- _Brief_
Output all of the entries exactly as written.

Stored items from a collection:
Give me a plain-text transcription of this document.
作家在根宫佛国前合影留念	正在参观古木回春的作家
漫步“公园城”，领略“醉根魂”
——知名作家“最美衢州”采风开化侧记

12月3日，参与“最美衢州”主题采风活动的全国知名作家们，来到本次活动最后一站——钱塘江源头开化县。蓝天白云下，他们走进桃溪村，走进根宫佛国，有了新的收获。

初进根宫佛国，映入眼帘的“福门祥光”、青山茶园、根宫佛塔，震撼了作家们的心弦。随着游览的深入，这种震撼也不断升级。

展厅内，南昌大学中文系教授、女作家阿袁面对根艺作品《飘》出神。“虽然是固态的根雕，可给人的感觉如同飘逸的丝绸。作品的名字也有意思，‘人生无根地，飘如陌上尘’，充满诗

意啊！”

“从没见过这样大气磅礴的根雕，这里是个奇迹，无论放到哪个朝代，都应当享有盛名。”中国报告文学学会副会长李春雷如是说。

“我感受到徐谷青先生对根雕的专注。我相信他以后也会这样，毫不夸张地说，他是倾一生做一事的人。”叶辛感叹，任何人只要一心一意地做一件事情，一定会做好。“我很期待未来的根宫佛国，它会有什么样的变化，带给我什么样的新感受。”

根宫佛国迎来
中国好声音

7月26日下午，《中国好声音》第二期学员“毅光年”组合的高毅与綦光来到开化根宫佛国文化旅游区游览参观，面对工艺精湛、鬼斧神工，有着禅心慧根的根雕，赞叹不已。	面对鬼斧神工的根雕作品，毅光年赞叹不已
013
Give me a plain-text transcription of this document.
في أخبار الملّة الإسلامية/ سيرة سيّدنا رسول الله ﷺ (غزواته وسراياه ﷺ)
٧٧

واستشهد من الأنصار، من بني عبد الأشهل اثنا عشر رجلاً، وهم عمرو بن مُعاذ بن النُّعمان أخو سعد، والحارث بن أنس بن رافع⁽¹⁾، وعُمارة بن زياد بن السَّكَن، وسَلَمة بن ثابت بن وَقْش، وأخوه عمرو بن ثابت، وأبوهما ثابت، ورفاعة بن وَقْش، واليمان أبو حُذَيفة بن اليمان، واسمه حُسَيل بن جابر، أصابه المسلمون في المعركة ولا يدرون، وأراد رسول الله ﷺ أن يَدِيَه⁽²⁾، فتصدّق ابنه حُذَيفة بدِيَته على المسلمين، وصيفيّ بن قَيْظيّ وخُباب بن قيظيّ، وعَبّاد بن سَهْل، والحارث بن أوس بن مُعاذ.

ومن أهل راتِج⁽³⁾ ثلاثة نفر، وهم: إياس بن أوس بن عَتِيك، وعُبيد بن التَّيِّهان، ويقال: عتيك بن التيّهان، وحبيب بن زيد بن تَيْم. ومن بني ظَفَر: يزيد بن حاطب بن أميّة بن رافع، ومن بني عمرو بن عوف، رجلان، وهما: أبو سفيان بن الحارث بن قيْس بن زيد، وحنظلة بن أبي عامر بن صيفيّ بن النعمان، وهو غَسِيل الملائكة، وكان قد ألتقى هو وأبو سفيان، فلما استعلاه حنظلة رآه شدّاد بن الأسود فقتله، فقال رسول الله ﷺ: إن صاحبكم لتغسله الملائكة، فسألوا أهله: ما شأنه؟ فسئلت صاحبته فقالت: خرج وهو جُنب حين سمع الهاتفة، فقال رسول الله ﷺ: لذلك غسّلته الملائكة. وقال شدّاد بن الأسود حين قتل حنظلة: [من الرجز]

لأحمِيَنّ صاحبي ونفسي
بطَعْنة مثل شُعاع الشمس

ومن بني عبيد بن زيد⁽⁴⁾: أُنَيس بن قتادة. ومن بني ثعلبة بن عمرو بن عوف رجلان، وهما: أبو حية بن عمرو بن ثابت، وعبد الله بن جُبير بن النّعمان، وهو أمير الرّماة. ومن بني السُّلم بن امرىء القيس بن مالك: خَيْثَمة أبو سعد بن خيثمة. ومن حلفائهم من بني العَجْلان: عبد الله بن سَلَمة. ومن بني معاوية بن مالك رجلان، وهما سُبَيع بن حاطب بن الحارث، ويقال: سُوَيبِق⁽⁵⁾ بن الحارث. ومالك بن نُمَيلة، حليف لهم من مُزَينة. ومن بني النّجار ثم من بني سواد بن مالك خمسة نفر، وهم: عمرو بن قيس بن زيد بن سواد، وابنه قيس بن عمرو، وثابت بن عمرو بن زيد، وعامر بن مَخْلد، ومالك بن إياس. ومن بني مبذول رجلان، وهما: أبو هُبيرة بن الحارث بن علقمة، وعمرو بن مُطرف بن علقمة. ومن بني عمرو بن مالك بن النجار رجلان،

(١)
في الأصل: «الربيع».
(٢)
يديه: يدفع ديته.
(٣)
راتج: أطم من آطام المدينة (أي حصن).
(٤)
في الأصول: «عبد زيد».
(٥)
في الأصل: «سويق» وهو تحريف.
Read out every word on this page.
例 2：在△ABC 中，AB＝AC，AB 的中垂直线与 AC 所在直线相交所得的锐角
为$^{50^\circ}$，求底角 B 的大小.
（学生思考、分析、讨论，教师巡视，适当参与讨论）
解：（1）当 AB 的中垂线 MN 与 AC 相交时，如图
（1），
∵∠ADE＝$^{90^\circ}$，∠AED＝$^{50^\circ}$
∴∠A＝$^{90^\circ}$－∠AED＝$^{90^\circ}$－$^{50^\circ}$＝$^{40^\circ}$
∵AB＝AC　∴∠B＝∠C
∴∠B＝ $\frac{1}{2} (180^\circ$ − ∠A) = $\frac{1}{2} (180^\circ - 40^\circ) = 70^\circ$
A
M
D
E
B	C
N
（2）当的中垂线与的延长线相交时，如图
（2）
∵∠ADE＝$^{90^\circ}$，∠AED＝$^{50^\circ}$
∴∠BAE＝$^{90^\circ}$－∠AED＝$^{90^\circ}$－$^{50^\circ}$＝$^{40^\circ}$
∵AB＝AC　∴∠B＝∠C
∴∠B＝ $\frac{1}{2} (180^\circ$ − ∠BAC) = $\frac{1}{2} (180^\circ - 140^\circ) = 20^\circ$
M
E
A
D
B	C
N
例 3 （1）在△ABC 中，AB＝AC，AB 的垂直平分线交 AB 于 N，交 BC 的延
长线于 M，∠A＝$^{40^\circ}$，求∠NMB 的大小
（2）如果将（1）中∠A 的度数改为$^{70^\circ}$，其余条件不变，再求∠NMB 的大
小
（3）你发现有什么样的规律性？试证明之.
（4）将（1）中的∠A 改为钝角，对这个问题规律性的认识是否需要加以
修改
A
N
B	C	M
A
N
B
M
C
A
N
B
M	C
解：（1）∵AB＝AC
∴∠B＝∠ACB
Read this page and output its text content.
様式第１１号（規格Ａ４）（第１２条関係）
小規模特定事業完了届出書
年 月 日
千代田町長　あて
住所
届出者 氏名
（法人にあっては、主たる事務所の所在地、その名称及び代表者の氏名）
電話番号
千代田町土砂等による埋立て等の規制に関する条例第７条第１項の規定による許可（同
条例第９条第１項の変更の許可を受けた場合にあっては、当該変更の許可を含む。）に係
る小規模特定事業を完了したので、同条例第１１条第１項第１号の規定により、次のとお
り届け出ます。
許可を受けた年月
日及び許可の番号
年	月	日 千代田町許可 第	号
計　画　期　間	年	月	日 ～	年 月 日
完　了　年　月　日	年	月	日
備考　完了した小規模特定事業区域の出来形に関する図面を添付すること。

- _Expected answer_
Give me a plain-text transcription of this document.
作家在根宫佛国前合影留念	正在参观古木回春的作家
漫步“公园城”，领略“醉根魂”
——知名作家“最美衢州”采风开化侧记

12月3日，参与“最美衢州”主题采风活动的全国知名作家们，来到本次活动最后一站——钱塘江源头开化县。蓝天白云下，他们走进桃溪村，走进根宫佛国，有了新的收获。

初进根宫佛国，映入眼帘的“福门祥光”、青山茶园、根宫佛塔，震撼了作家们的心弦。随着游览的深入，这种震撼也不断升级。

展厅内，南昌大学中文系教授、女作家阿袁面对根艺作品《飘》出神。“虽然是固态的根雕，可给人的感觉如同飘逸的丝绸。作品的名字也有意思，‘人生无根地，飘如陌上尘’，充满诗

意啊！”

“从没见过这样大气磅礴的根雕，这里是个奇迹，无论放到哪个朝代，都应当享有盛名。”中国报告文学学会副会长李春雷如是说。

“我感受到徐谷青先生对根雕的专注。我相信他以后也会这样，毫不夸张地说，他是倾一生做一事的人。”叶辛感叹，任何人只要一心一意地做一件事情，一定会做好。“我很期待未来的根宫佛国，它会有什么样的变化，带给我什么样的新感受。”

根宫佛国迎来
中国好声音

7月26日下午，《中国好声音》第二期学员“毅光年”组合的高毅与綦光来到开化根宫佛国文化旅游区游览参观，面对工艺精湛、鬼斧神工，有着禅心慧根的根雕，赞叹不已。	面对鬼斧神工的根雕作品，毅光年赞叹不已
013
Give me a plain-text transcription of this document.
في أخبار الملّة الإسلامية/ سيرة سيّدنا رسول الله ﷺ (غزواته وسراياه ﷺ)
٧٧

واستشهد من الأنصار، من بني عبد الأشهل اثنا عشر رجلاً، وهم عمرو بن مُعاذ بن النُّعمان أخو سعد، والحارث بن أنس بن رافع⁽¹⁾، وعُمارة بن زياد بن السَّكَن، وسَلَمة بن ثابت بن وَقْش، وأخوه عمرو بن ثابت، وأبوهما ثابت، ورفاعة بن وَقْش، واليمان أبو حُذَيفة بن اليمان، واسمه حُسَيل بن جابر، أصابه المسلمون في المعركة ولا يدرون، وأراد رسول الله ﷺ أن يَدِيَه⁽²⁾، فتصدّق ابنه حُذَيفة بدِيَته على المسلمين، وصيفيّ بن قَيْظيّ وخُباب بن قيظيّ، وعَبّاد بن سَهْل، والحارث بن أوس بن مُعاذ.

ومن أهل راتِج⁽³⁾ ثلاثة نفر، وهم: إياس بن أوس بن عَتِيك، وعُبيد بن التَّيِّهان، ويقال: عتيك بن التيّهان، وحبيب بن زيد بن تَيْم. ومن بني ظَفَر: يزيد بن حاطب بن أميّة بن رافع، ومن بني عمرو بن عوف، رجلان، وهما: أبو سفيان بن الحارث بن قيْس بن زيد، وحنظلة بن أبي عامر بن صيفيّ بن النعمان، وهو غَسِيل الملائكة، وكان قد ألتقى هو وأبو سفيان، فلما استعلاه حنظلة رآه شدّاد بن الأسود فقتله، فقال رسول الله ﷺ: إن صاحبكم لتغسله الملائكة، فسألوا أهله: ما شأنه؟ فسئلت صاحبته فقالت: خرج وهو جُنب حين سمع الهاتفة، فقال رسول الله ﷺ: لذلك غسّلته الملائكة. وقال شدّاد بن الأسود حين قتل حنظلة: [من الرجز]

لأحمِيَنّ صاحبي ونفسي
بطَعْنة مثل شُعاع الشمس

ومن بني عبيد بن زيد⁽⁴⁾: أُنَيس بن قتادة. ومن بني ثعلبة بن عمرو بن عوف رجلان، وهما: أبو حية بن عمرو بن ثابت، وعبد الله بن جُبير بن النّعمان، وهو أمير الرّماة. ومن بني السُّلم بن امرىء القيس بن مالك: خَيْثَمة أبو سعد بن خيثمة. ومن حلفائهم من بني العَجْلان: عبد الله بن سَلَمة. ومن بني معاوية بن مالك رجلان، وهما سُبَيع بن حاطب بن الحارث، ويقال: سُوَيبِق⁽⁵⁾ بن الحارث. ومالك بن نُمَيلة، حليف لهم من مُزَينة. ومن بني النّجار ثم من بني سواد بن مالك خمسة نفر، وهم: عمرو بن قيس بن زيد بن سواد، وابنه قيس بن عمرو، وثابت بن عمرو بن زيد، وعامر بن مَخْلد، ومالك بن إياس. ومن بني مبذول رجلان، وهما: أبو هُبيرة بن الحارث بن علقمة، وعمرو بن مُطرف بن علقمة. ومن بني عمرو بن مالك بن النجار رجلان،

(١)
في الأصل: «الربيع».
(٢)
يديه: يدفع ديته.
(٣)
راتج: أطم من آطام المدينة (أي حصن).
(٤)
في الأصول: «عبد زيد».
(٥)
في الأصل: «سويق» وهو تحريف.
Read out every word on this page.
例 2：在△ABC 中，AB＝AC，AB 的中垂直线与 AC 所在直线相交所得的锐角
为$^{50^\circ}$，求底角 B 的大小.
（学生思考、分析、讨论，教师巡视，适当参与讨论）
解：（1）当 AB 的中垂线 MN 与 AC 相交时，如图
（1），
∵∠ADE＝$^{90^\circ}$，∠AED＝$^{50^\circ}$
∴∠A＝$^{90^\circ}$－∠AED＝$^{90^\circ}$－$^{50^\circ}$＝$^{40^\circ}$
∵AB＝AC　∴∠B＝∠C
∴∠B＝ $\frac{1}{2} (180^\circ$ − ∠A) = $\frac{1}{2} (180^\circ - 40^\circ) = 70^\circ$
A
M
D
E
B	C
N
（2）当的中垂线与的延长线相交时，如图
（2）
∵∠ADE＝$^{90^\circ}$，∠AED＝$^{50^\circ}$
∴∠BAE＝$^{90^\circ}$－∠AED＝$^{90^\circ}$－$^{50^\circ}$＝$^{40^\circ}$
∵AB＝AC　∴∠B＝∠C
∴∠B＝ $\frac{1}{2} (180^\circ$ − ∠BAC) = $\frac{1}{2} (180^\circ - 140^\circ) = 20^\circ$
M
E
A
D
B	C
N
例 3 （1）在△ABC 中，AB＝AC，AB 的垂直平分线交 AB 于 N，交 BC 的延
长线于 M，∠A＝$^{40^\circ}$，求∠NMB 的大小
（2）如果将（1）中∠A 的度数改为$^{70^\circ}$，其余条件不变，再求∠NMB 的大
小
（3）你发现有什么样的规律性？试证明之.
（4）将（1）中的∠A 改为钝角，对这个问题规律性的认识是否需要加以
修改
A
N
B	C	M
A
N
B
M
C
A
N
B
M	C
解：（1）∵AB＝AC
∴∠B＝∠ACB
Read this page and output its text content.
様式第１１号（規格Ａ４）（第１２条関係）
小規模特定事業完了届出書
年 月 日
千代田町長　あて
住所
届出者 氏名
（法人にあっては、主たる事務所の所在地、その名称及び代表者の氏名）
電話番号
千代田町土砂等による埋立て等の規制に関する条例第７条第１項の規定による許可（同
条例第９条第１項の変更の許可を受けた場合にあっては、当該変更の許可を含む。）に係
る小規模特定事業を完了したので、同条例第１１条第１項第１号の規定により、次のとお
り届け出ます。
許可を受けた年月
日及び許可の番号
年	月	日 千代田町許可 第	号
計　画　期　間	年	月	日 ～	年 月 日
完　了　年　月　日	年	月	日
備考　完了した小規模特定事業区域の出来形に関する図面を添付すること。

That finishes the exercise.